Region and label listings
===============

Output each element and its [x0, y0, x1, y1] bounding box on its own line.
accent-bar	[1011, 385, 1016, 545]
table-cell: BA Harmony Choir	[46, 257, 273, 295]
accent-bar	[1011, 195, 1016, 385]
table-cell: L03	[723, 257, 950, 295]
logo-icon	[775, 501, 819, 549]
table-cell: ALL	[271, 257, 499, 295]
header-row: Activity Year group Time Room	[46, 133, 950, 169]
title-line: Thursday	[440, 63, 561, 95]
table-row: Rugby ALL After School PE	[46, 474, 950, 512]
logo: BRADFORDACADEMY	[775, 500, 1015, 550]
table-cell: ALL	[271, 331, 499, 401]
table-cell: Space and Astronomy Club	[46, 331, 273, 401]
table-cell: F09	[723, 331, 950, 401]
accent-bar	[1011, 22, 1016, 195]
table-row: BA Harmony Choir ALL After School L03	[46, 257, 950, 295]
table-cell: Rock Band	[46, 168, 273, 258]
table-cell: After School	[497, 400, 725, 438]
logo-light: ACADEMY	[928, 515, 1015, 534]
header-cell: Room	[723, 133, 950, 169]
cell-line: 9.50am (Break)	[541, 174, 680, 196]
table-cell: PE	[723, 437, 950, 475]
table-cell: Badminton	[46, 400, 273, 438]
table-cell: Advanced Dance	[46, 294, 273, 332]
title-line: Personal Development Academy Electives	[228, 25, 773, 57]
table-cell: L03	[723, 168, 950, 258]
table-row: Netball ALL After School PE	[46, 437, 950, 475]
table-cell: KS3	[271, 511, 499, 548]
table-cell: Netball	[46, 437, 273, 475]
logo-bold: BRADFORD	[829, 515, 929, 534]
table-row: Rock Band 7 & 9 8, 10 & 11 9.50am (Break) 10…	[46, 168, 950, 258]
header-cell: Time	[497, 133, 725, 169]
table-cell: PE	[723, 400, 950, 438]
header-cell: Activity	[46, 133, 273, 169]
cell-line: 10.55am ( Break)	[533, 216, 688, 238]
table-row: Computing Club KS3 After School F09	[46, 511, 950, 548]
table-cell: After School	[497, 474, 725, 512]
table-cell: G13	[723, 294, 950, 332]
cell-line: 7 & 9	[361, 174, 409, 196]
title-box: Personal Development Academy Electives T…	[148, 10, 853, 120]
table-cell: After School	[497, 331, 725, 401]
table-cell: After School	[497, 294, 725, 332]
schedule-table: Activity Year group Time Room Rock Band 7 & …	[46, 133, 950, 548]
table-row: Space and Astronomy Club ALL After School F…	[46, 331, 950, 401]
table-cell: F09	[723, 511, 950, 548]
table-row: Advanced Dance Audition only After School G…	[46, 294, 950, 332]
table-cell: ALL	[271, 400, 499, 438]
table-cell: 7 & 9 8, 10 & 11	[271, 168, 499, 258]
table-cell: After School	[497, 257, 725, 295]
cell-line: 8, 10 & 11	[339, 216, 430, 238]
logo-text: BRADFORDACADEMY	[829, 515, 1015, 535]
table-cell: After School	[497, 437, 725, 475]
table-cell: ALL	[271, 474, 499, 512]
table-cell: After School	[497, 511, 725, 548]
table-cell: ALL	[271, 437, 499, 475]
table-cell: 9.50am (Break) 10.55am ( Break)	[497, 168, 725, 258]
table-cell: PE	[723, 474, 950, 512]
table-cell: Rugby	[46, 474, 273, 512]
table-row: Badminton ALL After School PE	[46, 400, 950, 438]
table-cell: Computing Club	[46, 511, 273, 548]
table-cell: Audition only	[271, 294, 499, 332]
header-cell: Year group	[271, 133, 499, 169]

===============

Can you pull every line out of the listing above and reproduce each one verbatim, keeping its coordinates unchanged?

▶ Answer
Output each element and its [x0, y0, x1, y1] bounding box on its own line.
accent-bar	[1011, 385, 1016, 545]
table-cell: BA Harmony Choir	[46, 257, 273, 295]
accent-bar	[1011, 195, 1016, 385]
table-cell: L03	[723, 257, 950, 295]
logo-icon	[775, 501, 819, 549]
table-cell: ALL	[271, 257, 499, 295]
header-row: Activity Year group Time Room	[46, 133, 950, 169]
title-line: Thursday	[440, 63, 561, 95]
table-row: Rugby ALL After School PE	[46, 474, 950, 512]
logo: BRADFORDACADEMY	[775, 500, 1015, 550]
table-cell: ALL	[271, 331, 499, 401]
table-cell: Space and Astronomy Club	[46, 331, 273, 401]
table-cell: F09	[723, 331, 950, 401]
accent-bar	[1011, 22, 1016, 195]
table-row: BA Harmony Choir ALL After School L03	[46, 257, 950, 295]
table-cell: Rock Band	[46, 168, 273, 258]
table-cell: After School	[497, 400, 725, 438]
logo-light: ACADEMY	[928, 515, 1015, 534]
header-cell: Room	[723, 133, 950, 169]
cell-line: 9.50am (Break)	[541, 174, 680, 196]
table-cell: PE	[723, 437, 950, 475]
table-cell: Badminton	[46, 400, 273, 438]
table-cell: Advanced Dance	[46, 294, 273, 332]
title-line: Personal Development Academy Electives	[228, 25, 773, 57]
table-cell: L03	[723, 168, 950, 258]
table-row: Netball ALL After School PE	[46, 437, 950, 475]
table-cell: KS3	[271, 511, 499, 548]
table-cell: Netball	[46, 437, 273, 475]
logo-bold: BRADFORD	[829, 515, 929, 534]
table-row: Rock Band 7 & 9 8, 10 & 11 9.50am (Break) 10…	[46, 168, 950, 258]
header-cell: Time	[497, 133, 725, 169]
table-cell: PE	[723, 400, 950, 438]
header-cell: Activity	[46, 133, 273, 169]
cell-line: 10.55am ( Break)	[533, 216, 688, 238]
table-row: Computing Club KS3 After School F09	[46, 511, 950, 548]
table-cell: After School	[497, 474, 725, 512]
table-cell: G13	[723, 294, 950, 332]
cell-line: 7 & 9	[361, 174, 409, 196]
title-box: Personal Development Academy Electives T…	[148, 10, 853, 120]
table-cell: After School	[497, 331, 725, 401]
table-cell: After School	[497, 294, 725, 332]
schedule-table: Activity Year group Time Room Rock Band 7 & …	[46, 133, 950, 548]
table-row: Space and Astronomy Club ALL After School F…	[46, 331, 950, 401]
table-cell: F09	[723, 511, 950, 548]
table-row: Advanced Dance Audition only After School G…	[46, 294, 950, 332]
table-cell: ALL	[271, 400, 499, 438]
table-cell: 7 & 9 8, 10 & 11	[271, 168, 499, 258]
table-cell: After School	[497, 257, 725, 295]
cell-line: 8, 10 & 11	[339, 216, 430, 238]
logo-text: BRADFORDACADEMY	[829, 515, 1015, 535]
table-cell: After School	[497, 437, 725, 475]
table-cell: ALL	[271, 474, 499, 512]
table-cell: After School	[497, 511, 725, 548]
table-cell: ALL	[271, 437, 499, 475]
table-cell: 9.50am (Break) 10.55am ( Break)	[497, 168, 725, 258]
table-cell: PE	[723, 474, 950, 512]
table-cell: Rugby	[46, 474, 273, 512]
table-row: Badminton ALL After School PE	[46, 400, 950, 438]
table-cell: Computing Club	[46, 511, 273, 548]
table-cell: Audition only	[271, 294, 499, 332]
header-cell: Year group	[271, 133, 499, 169]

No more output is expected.